## Data extract
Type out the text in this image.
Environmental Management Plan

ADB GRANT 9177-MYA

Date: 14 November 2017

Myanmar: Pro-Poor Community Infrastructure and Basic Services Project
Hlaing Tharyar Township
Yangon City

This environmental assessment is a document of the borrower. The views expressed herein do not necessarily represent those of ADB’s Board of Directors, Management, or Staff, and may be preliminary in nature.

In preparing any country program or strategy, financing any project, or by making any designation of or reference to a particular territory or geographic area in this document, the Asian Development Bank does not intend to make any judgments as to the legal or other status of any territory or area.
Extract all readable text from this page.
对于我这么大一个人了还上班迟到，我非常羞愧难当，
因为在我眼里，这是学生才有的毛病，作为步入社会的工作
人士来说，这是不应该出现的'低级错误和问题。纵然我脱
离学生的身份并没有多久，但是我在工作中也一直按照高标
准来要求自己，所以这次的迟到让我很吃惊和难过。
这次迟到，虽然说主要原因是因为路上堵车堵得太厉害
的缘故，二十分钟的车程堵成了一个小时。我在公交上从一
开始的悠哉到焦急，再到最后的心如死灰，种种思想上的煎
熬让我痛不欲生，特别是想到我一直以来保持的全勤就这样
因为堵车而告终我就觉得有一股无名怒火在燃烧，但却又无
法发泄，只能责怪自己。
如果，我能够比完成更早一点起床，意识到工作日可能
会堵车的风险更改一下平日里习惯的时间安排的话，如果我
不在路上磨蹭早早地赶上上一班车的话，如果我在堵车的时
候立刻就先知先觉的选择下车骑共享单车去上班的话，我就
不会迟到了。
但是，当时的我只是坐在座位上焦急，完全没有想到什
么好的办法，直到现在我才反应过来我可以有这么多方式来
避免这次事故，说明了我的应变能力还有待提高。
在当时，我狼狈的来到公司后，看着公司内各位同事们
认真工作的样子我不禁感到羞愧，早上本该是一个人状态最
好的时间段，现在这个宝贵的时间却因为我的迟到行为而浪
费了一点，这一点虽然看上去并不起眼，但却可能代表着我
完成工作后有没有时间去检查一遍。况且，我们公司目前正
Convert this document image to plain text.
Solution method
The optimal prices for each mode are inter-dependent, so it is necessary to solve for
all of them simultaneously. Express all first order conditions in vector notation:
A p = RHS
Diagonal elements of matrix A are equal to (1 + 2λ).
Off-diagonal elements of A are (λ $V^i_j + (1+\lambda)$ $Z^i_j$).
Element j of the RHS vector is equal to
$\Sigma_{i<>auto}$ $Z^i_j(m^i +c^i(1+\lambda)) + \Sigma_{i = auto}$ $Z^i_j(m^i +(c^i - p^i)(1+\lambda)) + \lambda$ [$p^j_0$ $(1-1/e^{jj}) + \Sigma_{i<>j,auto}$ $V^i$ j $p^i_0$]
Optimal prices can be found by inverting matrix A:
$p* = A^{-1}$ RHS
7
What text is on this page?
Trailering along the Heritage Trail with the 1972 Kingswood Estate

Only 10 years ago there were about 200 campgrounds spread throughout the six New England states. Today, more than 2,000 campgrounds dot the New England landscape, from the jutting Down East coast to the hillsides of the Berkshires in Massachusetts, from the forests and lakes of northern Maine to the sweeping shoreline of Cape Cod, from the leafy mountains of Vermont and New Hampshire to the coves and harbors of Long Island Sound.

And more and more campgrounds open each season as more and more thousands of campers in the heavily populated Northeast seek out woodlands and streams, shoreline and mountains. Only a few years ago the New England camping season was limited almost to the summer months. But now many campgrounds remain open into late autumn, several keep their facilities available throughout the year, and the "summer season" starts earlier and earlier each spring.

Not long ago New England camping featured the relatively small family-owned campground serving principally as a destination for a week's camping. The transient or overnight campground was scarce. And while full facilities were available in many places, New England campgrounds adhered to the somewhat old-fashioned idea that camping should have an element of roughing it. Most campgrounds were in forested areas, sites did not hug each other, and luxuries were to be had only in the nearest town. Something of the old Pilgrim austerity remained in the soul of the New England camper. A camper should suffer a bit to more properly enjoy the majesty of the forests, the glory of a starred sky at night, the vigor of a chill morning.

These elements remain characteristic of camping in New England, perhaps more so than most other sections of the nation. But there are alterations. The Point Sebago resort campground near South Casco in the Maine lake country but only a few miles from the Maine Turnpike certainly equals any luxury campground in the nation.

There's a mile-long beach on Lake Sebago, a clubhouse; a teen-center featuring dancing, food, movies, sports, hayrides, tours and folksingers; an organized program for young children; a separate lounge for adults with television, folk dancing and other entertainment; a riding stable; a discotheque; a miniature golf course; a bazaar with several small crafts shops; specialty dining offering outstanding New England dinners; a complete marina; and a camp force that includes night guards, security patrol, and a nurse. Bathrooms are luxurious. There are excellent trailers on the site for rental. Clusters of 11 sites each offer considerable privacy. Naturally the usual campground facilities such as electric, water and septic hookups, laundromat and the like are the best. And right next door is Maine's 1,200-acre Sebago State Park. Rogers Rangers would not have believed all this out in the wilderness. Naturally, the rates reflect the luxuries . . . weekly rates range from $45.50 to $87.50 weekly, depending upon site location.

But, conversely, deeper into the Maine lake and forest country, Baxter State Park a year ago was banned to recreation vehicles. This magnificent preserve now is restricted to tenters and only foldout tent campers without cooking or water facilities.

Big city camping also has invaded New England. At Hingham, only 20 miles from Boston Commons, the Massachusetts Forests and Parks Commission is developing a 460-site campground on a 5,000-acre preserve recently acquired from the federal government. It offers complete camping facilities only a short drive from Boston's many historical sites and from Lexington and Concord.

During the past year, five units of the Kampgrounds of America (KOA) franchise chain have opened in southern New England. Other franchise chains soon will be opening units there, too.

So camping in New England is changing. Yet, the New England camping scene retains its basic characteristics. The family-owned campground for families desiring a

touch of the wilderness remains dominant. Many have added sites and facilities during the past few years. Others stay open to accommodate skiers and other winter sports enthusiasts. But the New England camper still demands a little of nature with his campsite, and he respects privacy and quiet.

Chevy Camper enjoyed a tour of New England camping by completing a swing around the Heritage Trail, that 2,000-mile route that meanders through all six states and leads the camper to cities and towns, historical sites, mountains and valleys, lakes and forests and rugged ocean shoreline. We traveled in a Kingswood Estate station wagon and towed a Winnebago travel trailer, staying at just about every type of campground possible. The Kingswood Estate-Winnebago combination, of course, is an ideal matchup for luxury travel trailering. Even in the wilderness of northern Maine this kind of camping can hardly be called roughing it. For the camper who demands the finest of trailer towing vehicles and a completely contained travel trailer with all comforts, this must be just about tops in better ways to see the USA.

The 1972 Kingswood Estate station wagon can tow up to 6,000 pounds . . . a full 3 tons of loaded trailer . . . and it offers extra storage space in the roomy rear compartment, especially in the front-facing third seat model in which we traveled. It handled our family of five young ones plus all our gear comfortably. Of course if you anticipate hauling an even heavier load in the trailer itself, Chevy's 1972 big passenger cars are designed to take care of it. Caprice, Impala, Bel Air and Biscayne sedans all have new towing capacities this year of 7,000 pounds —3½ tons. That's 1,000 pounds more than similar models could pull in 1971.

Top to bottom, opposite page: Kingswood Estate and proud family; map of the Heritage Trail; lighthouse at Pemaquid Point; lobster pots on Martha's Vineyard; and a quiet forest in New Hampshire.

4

## Exercise task
Your task is to repeat the data exactly; please include every line.

## Written reply
Type out the text in this image.
Environmental Management Plan

ADB GRANT 9177-MYA

Date: 14 November 2017

Myanmar: Pro-Poor Community Infrastructure and Basic Services Project
Hlaing Tharyar Township
Yangon City

This environmental assessment is a document of the borrower. The views expressed herein do not necessarily represent those of ADB’s Board of Directors, Management, or Staff, and may be preliminary in nature.

In preparing any country program or strategy, financing any project, or by making any designation of or reference to a particular territory or geographic area in this document, the Asian Development Bank does not intend to make any judgments as to the legal or other status of any territory or area.
Extract all readable text from this page.
对于我这么大一个人了还上班迟到，我非常羞愧难当，
因为在我眼里，这是学生才有的毛病，作为步入社会的工作
人士来说，这是不应该出现的'低级错误和问题。纵然我脱
离学生的身份并没有多久，但是我在工作中也一直按照高标
准来要求自己，所以这次的迟到让我很吃惊和难过。
这次迟到，虽然说主要原因是因为路上堵车堵得太厉害
的缘故，二十分钟的车程堵成了一个小时。我在公交上从一
开始的悠哉到焦急，再到最后的心如死灰，种种思想上的煎
熬让我痛不欲生，特别是想到我一直以来保持的全勤就这样
因为堵车而告终我就觉得有一股无名怒火在燃烧，但却又无
法发泄，只能责怪自己。
如果，我能够比完成更早一点起床，意识到工作日可能
会堵车的风险更改一下平日里习惯的时间安排的话，如果我
不在路上磨蹭早早地赶上上一班车的话，如果我在堵车的时
候立刻就先知先觉的选择下车骑共享单车去上班的话，我就
不会迟到了。
但是，当时的我只是坐在座位上焦急，完全没有想到什
么好的办法，直到现在我才反应过来我可以有这么多方式来
避免这次事故，说明了我的应变能力还有待提高。
在当时，我狼狈的来到公司后，看着公司内各位同事们
认真工作的样子我不禁感到羞愧，早上本该是一个人状态最
好的时间段，现在这个宝贵的时间却因为我的迟到行为而浪
费了一点，这一点虽然看上去并不起眼，但却可能代表着我
完成工作后有没有时间去检查一遍。况且，我们公司目前正
Convert this document image to plain text.
Solution method
The optimal prices for each mode are inter-dependent, so it is necessary to solve for
all of them simultaneously. Express all first order conditions in vector notation:
A p = RHS
Diagonal elements of matrix A are equal to (1 + 2λ).
Off-diagonal elements of A are (λ $V^i_j + (1+\lambda)$ $Z^i_j$).
Element j of the RHS vector is equal to
$\Sigma_{i<>auto}$ $Z^i_j(m^i +c^i(1+\lambda)) + \Sigma_{i = auto}$ $Z^i_j(m^i +(c^i - p^i)(1+\lambda)) + \lambda$ [$p^j_0$ $(1-1/e^{jj}) + \Sigma_{i<>j,auto}$ $V^i$ j $p^i_0$]
Optimal prices can be found by inverting matrix A:
$p* = A^{-1}$ RHS
7
What text is on this page?
Trailering along the Heritage Trail with the 1972 Kingswood Estate

Only 10 years ago there were about 200 campgrounds spread throughout the six New England states. Today, more than 2,000 campgrounds dot the New England landscape, from the jutting Down East coast to the hillsides of the Berkshires in Massachusetts, from the forests and lakes of northern Maine to the sweeping shoreline of Cape Cod, from the leafy mountains of Vermont and New Hampshire to the coves and harbors of Long Island Sound.

And more and more campgrounds open each season as more and more thousands of campers in the heavily populated Northeast seek out woodlands and streams, shoreline and mountains. Only a few years ago the New England camping season was limited almost to the summer months. But now many campgrounds remain open into late autumn, several keep their facilities available throughout the year, and the "summer season" starts earlier and earlier each spring.

Not long ago New England camping featured the relatively small family-owned campground serving principally as a destination for a week's camping. The transient or overnight campground was scarce. And while full facilities were available in many places, New England campgrounds adhered to the somewhat old-fashioned idea that camping should have an element of roughing it. Most campgrounds were in forested areas, sites did not hug each other, and luxuries were to be had only in the nearest town. Something of the old Pilgrim austerity remained in the soul of the New England camper. A camper should suffer a bit to more properly enjoy the majesty of the forests, the glory of a starred sky at night, the vigor of a chill morning.

These elements remain characteristic of camping in New England, perhaps more so than most other sections of the nation. But there are alterations. The Point Sebago resort campground near South Casco in the Maine lake country but only a few miles from the Maine Turnpike certainly equals any luxury campground in the nation.

There's a mile-long beach on Lake Sebago, a clubhouse; a teen-center featuring dancing, food, movies, sports, hayrides, tours and folksingers; an organized program for young children; a separate lounge for adults with television, folk dancing and other entertainment; a riding stable; a discotheque; a miniature golf course; a bazaar with several small crafts shops; specialty dining offering outstanding New England dinners; a complete marina; and a camp force that includes night guards, security patrol, and a nurse. Bathrooms are luxurious. There are excellent trailers on the site for rental. Clusters of 11 sites each offer considerable privacy. Naturally the usual campground facilities such as electric, water and septic hookups, laundromat and the like are the best. And right next door is Maine's 1,200-acre Sebago State Park. Rogers Rangers would not have believed all this out in the wilderness. Naturally, the rates reflect the luxuries . . . weekly rates range from $45.50 to $87.50 weekly, depending upon site location.

But, conversely, deeper into the Maine lake and forest country, Baxter State Park a year ago was banned to recreation vehicles. This magnificent preserve now is restricted to tenters and only foldout tent campers without cooking or water facilities.

Big city camping also has invaded New England. At Hingham, only 20 miles from Boston Commons, the Massachusetts Forests and Parks Commission is developing a 460-site campground on a 5,000-acre preserve recently acquired from the federal government. It offers complete camping facilities only a short drive from Boston's many historical sites and from Lexington and Concord.

During the past year, five units of the Kampgrounds of America (KOA) franchise chain have opened in southern New England. Other franchise chains soon will be opening units there, too.

So camping in New England is changing. Yet, the New England camping scene retains its basic characteristics. The family-owned campground for families desiring a

touch of the wilderness remains dominant. Many have added sites and facilities during the past few years. Others stay open to accommodate skiers and other winter sports enthusiasts. But the New England camper still demands a little of nature with his campsite, and he respects privacy and quiet.

Chevy Camper enjoyed a tour of New England camping by completing a swing around the Heritage Trail, that 2,000-mile route that meanders through all six states and leads the camper to cities and towns, historical sites, mountains and valleys, lakes and forests and rugged ocean shoreline. We traveled in a Kingswood Estate station wagon and towed a Winnebago travel trailer, staying at just about every type of campground possible. The Kingswood Estate-Winnebago combination, of course, is an ideal matchup for luxury travel trailering. Even in the wilderness of northern Maine this kind of camping can hardly be called roughing it. For the camper who demands the finest of trailer towing vehicles and a completely contained travel trailer with all comforts, this must be just about tops in better ways to see the USA.

The 1972 Kingswood Estate station wagon can tow up to 6,000 pounds . . . a full 3 tons of loaded trailer . . . and it offers extra storage space in the roomy rear compartment, especially in the front-facing third seat model in which we traveled. It handled our family of five young ones plus all our gear comfortably. Of course if you anticipate hauling an even heavier load in the trailer itself, Chevy's 1972 big passenger cars are designed to take care of it. Caprice, Impala, Bel Air and Biscayne sedans all have new towing capacities this year of 7,000 pounds —3½ tons. That's 1,000 pounds more than similar models could pull in 1971.

Top to bottom, opposite page: Kingswood Estate and proud family; map of the Heritage Trail; lighthouse at Pemaquid Point; lobster pots on Martha's Vineyard; and a quiet forest in New Hampshire.

4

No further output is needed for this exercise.